Check each line below for the word "датчика", and copy those that have it.

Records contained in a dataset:
========================================

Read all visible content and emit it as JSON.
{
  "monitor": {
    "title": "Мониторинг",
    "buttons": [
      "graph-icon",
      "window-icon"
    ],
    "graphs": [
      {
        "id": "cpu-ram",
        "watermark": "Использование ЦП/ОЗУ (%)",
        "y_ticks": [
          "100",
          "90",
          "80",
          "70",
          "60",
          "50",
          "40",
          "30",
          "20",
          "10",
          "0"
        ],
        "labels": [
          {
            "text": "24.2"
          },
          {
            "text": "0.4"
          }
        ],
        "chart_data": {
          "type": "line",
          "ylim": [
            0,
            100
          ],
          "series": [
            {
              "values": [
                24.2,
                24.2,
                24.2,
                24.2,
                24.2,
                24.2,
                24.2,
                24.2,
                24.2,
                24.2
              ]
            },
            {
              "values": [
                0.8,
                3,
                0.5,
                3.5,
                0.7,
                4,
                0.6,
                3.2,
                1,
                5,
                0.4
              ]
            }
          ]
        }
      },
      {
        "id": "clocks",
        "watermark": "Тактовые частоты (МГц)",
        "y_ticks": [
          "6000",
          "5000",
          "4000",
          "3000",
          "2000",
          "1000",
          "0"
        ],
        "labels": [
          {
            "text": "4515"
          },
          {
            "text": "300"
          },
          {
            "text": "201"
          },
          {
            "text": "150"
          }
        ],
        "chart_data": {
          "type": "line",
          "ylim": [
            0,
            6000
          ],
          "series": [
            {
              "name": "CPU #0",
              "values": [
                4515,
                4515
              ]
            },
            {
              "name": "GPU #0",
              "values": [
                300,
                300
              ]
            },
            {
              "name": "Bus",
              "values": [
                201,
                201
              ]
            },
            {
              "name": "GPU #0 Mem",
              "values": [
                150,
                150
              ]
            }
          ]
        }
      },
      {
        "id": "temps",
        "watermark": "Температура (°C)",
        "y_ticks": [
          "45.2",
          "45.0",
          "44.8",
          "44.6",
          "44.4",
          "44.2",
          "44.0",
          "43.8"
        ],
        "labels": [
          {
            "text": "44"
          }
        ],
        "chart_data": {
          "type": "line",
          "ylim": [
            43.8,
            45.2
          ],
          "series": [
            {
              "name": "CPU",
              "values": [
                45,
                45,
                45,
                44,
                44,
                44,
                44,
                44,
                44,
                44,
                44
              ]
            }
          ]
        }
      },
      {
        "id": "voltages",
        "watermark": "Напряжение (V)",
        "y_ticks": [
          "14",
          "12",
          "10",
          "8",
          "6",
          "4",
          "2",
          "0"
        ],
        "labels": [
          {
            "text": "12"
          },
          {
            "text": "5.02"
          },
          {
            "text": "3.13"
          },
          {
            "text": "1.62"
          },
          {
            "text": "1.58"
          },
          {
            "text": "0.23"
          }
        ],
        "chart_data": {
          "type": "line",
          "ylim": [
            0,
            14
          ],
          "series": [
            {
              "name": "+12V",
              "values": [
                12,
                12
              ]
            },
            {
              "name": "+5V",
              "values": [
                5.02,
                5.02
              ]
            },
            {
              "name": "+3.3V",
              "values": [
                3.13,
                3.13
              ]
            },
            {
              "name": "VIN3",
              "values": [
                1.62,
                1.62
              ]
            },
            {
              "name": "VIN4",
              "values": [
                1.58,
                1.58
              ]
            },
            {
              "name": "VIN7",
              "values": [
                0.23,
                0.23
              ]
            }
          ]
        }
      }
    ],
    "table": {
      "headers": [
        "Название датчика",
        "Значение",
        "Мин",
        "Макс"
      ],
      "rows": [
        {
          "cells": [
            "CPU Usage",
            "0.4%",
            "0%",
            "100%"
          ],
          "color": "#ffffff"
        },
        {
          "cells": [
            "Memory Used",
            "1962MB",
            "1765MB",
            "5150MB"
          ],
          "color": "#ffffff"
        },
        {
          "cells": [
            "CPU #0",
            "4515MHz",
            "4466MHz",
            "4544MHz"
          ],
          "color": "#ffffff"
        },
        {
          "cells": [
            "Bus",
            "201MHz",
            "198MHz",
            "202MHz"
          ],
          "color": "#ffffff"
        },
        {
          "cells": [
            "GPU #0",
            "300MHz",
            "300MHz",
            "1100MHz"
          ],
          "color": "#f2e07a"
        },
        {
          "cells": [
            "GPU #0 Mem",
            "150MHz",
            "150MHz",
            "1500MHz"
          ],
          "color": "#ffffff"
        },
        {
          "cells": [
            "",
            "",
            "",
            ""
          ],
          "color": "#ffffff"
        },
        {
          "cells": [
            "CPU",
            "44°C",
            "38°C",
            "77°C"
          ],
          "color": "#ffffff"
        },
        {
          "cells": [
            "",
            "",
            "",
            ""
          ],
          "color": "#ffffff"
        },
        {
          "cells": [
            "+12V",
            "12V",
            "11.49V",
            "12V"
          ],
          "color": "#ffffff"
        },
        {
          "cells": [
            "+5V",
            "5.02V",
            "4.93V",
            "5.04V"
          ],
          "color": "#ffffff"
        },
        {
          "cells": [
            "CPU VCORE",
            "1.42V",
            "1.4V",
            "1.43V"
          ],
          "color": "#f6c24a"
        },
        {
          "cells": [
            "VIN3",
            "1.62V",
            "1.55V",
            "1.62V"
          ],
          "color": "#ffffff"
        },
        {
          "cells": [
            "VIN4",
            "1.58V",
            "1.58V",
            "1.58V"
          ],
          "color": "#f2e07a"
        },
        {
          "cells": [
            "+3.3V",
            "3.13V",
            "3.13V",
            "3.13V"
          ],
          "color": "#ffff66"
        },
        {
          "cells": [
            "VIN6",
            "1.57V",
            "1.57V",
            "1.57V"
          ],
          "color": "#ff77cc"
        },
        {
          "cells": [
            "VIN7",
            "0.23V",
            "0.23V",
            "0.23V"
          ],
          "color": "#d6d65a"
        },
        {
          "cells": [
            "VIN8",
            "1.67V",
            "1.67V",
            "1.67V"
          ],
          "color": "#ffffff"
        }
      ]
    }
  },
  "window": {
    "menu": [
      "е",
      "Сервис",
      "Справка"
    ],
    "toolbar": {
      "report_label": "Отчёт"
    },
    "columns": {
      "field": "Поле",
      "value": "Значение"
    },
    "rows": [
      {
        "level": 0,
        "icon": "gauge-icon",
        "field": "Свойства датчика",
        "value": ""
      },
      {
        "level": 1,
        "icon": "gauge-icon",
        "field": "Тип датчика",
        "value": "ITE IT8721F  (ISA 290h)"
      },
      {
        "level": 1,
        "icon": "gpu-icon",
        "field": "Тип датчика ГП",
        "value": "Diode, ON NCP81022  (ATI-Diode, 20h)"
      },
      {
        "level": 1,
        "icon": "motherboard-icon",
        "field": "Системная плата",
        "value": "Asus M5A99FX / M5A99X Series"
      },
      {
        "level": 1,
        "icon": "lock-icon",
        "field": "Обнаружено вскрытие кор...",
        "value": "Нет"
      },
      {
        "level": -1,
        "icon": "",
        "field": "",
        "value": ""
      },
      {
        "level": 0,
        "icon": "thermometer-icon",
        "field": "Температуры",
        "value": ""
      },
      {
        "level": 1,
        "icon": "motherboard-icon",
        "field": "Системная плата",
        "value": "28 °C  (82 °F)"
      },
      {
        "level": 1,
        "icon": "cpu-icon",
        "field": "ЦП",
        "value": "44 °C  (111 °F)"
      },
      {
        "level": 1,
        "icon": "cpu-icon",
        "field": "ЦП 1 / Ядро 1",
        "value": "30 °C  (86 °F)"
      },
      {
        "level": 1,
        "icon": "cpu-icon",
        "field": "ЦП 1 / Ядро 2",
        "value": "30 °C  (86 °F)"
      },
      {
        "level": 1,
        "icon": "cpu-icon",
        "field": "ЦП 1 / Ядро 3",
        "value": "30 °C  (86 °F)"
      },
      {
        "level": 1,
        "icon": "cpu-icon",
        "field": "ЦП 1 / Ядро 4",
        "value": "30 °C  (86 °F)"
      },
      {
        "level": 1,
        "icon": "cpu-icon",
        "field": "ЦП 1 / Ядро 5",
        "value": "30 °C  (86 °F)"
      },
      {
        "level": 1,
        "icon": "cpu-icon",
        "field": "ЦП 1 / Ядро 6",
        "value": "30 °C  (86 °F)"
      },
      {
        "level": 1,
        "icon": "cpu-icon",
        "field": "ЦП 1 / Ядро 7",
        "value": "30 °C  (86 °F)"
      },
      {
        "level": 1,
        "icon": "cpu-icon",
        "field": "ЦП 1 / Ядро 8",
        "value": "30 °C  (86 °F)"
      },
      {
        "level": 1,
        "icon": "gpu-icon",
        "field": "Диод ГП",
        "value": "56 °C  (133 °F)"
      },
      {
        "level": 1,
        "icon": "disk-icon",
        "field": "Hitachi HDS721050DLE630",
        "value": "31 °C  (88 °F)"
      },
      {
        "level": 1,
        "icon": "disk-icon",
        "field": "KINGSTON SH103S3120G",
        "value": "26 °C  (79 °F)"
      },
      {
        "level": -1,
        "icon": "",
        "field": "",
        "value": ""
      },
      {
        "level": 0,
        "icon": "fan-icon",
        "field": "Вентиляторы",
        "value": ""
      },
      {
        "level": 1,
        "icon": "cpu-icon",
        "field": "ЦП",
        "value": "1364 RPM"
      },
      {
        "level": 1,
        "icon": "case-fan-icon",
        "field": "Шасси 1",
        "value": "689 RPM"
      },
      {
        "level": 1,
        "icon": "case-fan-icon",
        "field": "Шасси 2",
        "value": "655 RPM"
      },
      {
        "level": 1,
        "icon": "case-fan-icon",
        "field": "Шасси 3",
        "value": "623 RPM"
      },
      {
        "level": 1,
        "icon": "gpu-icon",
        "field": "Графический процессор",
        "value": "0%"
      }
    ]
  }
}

========================================

## [Solution for this problem]
        "Название датчика",
        "field": "Свойства датчика",
        "field": "Тип датчика",
        "field": "Тип датчика ГП",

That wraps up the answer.